▸ WHAT IS ASKED
Among the records that follow, count the lines with the string "health"; report only that count.

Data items
====
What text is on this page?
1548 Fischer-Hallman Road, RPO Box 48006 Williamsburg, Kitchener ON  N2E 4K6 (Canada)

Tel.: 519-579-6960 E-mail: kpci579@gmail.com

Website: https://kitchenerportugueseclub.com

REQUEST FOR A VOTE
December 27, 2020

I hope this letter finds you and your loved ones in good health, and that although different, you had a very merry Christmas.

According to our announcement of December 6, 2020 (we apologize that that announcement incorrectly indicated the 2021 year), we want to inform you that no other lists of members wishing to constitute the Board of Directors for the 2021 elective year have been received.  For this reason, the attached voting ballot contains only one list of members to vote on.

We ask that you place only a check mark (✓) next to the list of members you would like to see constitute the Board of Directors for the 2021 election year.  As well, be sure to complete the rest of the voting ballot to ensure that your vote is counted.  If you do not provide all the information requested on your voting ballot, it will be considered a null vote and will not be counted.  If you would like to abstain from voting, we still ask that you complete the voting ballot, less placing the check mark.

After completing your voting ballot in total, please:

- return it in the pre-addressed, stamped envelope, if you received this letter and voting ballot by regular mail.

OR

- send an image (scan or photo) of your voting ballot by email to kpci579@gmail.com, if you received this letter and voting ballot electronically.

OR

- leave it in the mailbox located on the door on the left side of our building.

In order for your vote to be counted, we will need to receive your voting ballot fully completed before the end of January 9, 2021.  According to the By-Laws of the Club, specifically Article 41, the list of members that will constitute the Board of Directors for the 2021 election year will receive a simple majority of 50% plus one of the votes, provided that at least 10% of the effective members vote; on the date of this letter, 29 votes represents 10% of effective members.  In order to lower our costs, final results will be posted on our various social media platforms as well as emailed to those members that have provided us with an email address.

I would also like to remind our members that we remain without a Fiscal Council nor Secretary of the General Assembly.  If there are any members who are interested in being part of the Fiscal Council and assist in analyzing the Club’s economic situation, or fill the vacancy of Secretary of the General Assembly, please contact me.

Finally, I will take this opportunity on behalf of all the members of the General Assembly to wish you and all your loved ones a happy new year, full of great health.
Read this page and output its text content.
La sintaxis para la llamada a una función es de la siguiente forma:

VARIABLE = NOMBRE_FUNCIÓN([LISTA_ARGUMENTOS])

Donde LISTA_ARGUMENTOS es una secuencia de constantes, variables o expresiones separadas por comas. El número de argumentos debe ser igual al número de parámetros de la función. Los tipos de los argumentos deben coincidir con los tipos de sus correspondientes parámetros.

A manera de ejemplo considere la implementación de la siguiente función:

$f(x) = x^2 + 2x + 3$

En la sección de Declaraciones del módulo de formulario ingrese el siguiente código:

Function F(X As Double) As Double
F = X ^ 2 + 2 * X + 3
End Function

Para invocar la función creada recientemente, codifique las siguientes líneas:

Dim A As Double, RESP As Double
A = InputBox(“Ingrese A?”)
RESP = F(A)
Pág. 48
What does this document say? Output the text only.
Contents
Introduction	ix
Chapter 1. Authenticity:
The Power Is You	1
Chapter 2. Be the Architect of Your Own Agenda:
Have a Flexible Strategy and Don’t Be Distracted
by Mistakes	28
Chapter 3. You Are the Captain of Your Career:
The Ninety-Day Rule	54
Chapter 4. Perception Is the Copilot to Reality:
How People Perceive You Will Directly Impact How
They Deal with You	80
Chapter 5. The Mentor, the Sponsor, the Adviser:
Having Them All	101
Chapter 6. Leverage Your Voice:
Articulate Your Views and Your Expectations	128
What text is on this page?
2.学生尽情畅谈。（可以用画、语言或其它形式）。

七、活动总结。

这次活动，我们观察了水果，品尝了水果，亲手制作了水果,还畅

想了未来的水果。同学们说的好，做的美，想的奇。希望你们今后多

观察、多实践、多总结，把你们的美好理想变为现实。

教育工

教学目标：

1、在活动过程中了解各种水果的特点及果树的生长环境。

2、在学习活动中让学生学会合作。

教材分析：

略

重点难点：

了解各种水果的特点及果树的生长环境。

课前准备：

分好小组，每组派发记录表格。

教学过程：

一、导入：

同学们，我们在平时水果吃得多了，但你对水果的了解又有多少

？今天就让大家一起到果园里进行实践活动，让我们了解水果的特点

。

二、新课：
====
▸ RESPONSE TO THIS TASK
2